▸ **JOB**
Would you restate all the data that follows, word for word?

▸ **MATERIAL FOR THE TASK**
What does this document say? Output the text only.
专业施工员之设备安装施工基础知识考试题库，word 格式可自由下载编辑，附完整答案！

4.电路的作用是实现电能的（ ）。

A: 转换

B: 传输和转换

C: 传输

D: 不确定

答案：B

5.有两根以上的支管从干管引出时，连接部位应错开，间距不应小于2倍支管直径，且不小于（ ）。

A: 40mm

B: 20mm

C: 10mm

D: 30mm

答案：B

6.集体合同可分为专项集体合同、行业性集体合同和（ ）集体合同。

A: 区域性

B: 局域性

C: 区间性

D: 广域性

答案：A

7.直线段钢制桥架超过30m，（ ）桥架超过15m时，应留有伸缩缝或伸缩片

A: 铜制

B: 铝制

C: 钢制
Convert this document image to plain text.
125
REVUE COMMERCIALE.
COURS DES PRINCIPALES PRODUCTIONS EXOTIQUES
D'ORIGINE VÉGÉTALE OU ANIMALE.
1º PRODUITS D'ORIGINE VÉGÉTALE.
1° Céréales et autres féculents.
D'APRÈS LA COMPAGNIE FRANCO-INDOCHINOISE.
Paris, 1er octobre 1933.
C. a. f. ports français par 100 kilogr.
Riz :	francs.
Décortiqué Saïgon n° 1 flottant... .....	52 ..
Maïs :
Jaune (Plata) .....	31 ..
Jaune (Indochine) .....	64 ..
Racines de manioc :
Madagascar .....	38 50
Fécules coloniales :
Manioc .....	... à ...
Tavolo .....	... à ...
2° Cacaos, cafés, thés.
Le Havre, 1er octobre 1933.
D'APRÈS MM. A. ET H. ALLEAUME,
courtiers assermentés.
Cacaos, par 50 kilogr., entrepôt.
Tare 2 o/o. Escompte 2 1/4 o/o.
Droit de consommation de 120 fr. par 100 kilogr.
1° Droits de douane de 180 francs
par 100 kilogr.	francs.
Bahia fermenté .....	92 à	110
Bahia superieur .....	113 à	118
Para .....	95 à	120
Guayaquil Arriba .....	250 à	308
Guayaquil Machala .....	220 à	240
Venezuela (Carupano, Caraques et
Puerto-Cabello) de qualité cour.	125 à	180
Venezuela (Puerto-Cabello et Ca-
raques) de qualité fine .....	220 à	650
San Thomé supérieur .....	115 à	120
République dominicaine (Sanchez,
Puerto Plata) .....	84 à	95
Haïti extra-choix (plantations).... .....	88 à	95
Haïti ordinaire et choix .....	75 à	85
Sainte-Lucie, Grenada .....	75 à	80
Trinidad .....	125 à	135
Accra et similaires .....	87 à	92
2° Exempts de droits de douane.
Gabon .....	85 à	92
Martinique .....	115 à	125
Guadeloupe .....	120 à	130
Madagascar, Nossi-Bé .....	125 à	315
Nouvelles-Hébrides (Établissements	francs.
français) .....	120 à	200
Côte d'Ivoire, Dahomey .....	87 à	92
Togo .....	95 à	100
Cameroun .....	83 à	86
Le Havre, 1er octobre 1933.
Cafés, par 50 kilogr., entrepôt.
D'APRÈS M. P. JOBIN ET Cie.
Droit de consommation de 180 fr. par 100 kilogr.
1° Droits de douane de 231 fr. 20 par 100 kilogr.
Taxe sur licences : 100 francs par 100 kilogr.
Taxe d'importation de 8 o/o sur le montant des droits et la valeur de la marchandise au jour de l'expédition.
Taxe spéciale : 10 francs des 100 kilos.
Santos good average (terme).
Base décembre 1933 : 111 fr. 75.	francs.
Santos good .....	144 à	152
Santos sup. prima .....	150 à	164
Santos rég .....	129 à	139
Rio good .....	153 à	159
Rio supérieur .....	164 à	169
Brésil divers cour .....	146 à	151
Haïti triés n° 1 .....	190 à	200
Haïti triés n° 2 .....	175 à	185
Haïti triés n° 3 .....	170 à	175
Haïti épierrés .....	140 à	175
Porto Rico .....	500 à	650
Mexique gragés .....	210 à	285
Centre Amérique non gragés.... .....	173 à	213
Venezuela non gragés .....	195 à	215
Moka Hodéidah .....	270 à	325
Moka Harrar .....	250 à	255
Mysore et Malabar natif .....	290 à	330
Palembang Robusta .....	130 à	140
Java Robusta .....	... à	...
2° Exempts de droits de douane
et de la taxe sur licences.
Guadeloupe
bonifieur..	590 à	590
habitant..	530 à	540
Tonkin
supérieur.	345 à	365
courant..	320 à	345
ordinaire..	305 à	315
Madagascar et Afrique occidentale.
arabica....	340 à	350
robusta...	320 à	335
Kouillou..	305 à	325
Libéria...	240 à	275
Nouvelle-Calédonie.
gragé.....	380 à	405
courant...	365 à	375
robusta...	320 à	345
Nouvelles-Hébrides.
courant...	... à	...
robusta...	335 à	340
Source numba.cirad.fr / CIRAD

▸ **CORRECT RESULT**
What does this document say? Output the text only.
专业施工员之设备安装施工基础知识考试题库，word 格式可自由下载编辑，附完整答案！

4.电路的作用是实现电能的（ ）。

A: 转换

B: 传输和转换

C: 传输

D: 不确定

答案：B

5.有两根以上的支管从干管引出时，连接部位应错开，间距不应小于2倍支管直径，且不小于（ ）。

A: 40mm

B: 20mm

C: 10mm

D: 30mm

答案：B

6.集体合同可分为专项集体合同、行业性集体合同和（ ）集体合同。

A: 区域性

B: 局域性

C: 区间性

D: 广域性

答案：A

7.直线段钢制桥架超过30m，（ ）桥架超过15m时，应留有伸缩缝或伸缩片

A: 铜制

B: 铝制

C: 钢制
Convert this document image to plain text.
125
REVUE COMMERCIALE.
COURS DES PRINCIPALES PRODUCTIONS EXOTIQUES
D'ORIGINE VÉGÉTALE OU ANIMALE.
1º PRODUITS D'ORIGINE VÉGÉTALE.
1° Céréales et autres féculents.
D'APRÈS LA COMPAGNIE FRANCO-INDOCHINOISE.
Paris, 1er octobre 1933.
C. a. f. ports français par 100 kilogr.
Riz :	francs.
Décortiqué Saïgon n° 1 flottant... .....	52 ..
Maïs :
Jaune (Plata) .....	31 ..
Jaune (Indochine) .....	64 ..
Racines de manioc :
Madagascar .....	38 50
Fécules coloniales :
Manioc .....	... à ...
Tavolo .....	... à ...
2° Cacaos, cafés, thés.
Le Havre, 1er octobre 1933.
D'APRÈS MM. A. ET H. ALLEAUME,
courtiers assermentés.
Cacaos, par 50 kilogr., entrepôt.
Tare 2 o/o. Escompte 2 1/4 o/o.
Droit de consommation de 120 fr. par 100 kilogr.
1° Droits de douane de 180 francs
par 100 kilogr.	francs.
Bahia fermenté .....	92 à	110
Bahia superieur .....	113 à	118
Para .....	95 à	120
Guayaquil Arriba .....	250 à	308
Guayaquil Machala .....	220 à	240
Venezuela (Carupano, Caraques et
Puerto-Cabello) de qualité cour.	125 à	180
Venezuela (Puerto-Cabello et Ca-
raques) de qualité fine .....	220 à	650
San Thomé supérieur .....	115 à	120
République dominicaine (Sanchez,
Puerto Plata) .....	84 à	95
Haïti extra-choix (plantations).... .....	88 à	95
Haïti ordinaire et choix .....	75 à	85
Sainte-Lucie, Grenada .....	75 à	80
Trinidad .....	125 à	135
Accra et similaires .....	87 à	92
2° Exempts de droits de douane.
Gabon .....	85 à	92
Martinique .....	115 à	125
Guadeloupe .....	120 à	130
Madagascar, Nossi-Bé .....	125 à	315
Nouvelles-Hébrides (Établissements	francs.
français) .....	120 à	200
Côte d'Ivoire, Dahomey .....	87 à	92
Togo .....	95 à	100
Cameroun .....	83 à	86
Le Havre, 1er octobre 1933.
Cafés, par 50 kilogr., entrepôt.
D'APRÈS M. P. JOBIN ET Cie.
Droit de consommation de 180 fr. par 100 kilogr.
1° Droits de douane de 231 fr. 20 par 100 kilogr.
Taxe sur licences : 100 francs par 100 kilogr.
Taxe d'importation de 8 o/o sur le montant des droits et la valeur de la marchandise au jour de l'expédition.
Taxe spéciale : 10 francs des 100 kilos.
Santos good average (terme).
Base décembre 1933 : 111 fr. 75.	francs.
Santos good .....	144 à	152
Santos sup. prima .....	150 à	164
Santos rég .....	129 à	139
Rio good .....	153 à	159
Rio supérieur .....	164 à	169
Brésil divers cour .....	146 à	151
Haïti triés n° 1 .....	190 à	200
Haïti triés n° 2 .....	175 à	185
Haïti triés n° 3 .....	170 à	175
Haïti épierrés .....	140 à	175
Porto Rico .....	500 à	650
Mexique gragés .....	210 à	285
Centre Amérique non gragés.... .....	173 à	213
Venezuela non gragés .....	195 à	215
Moka Hodéidah .....	270 à	325
Moka Harrar .....	250 à	255
Mysore et Malabar natif .....	290 à	330
Palembang Robusta .....	130 à	140
Java Robusta .....	... à	...
2° Exempts de droits de douane
et de la taxe sur licences.
Guadeloupe
bonifieur..	590 à	590
habitant..	530 à	540
Tonkin
supérieur.	345 à	365
courant..	320 à	345
ordinaire..	305 à	315
Madagascar et Afrique occidentale.
arabica....	340 à	350
robusta...	320 à	335
Kouillou..	305 à	325
Libéria...	240 à	275
Nouvelle-Calédonie.
gragé.....	380 à	405
courant...	365 à	375
robusta...	320 à	345
Nouvelles-Hébrides.
courant...	... à	...
robusta...	335 à	340
Source numba.cirad.fr / CIRAD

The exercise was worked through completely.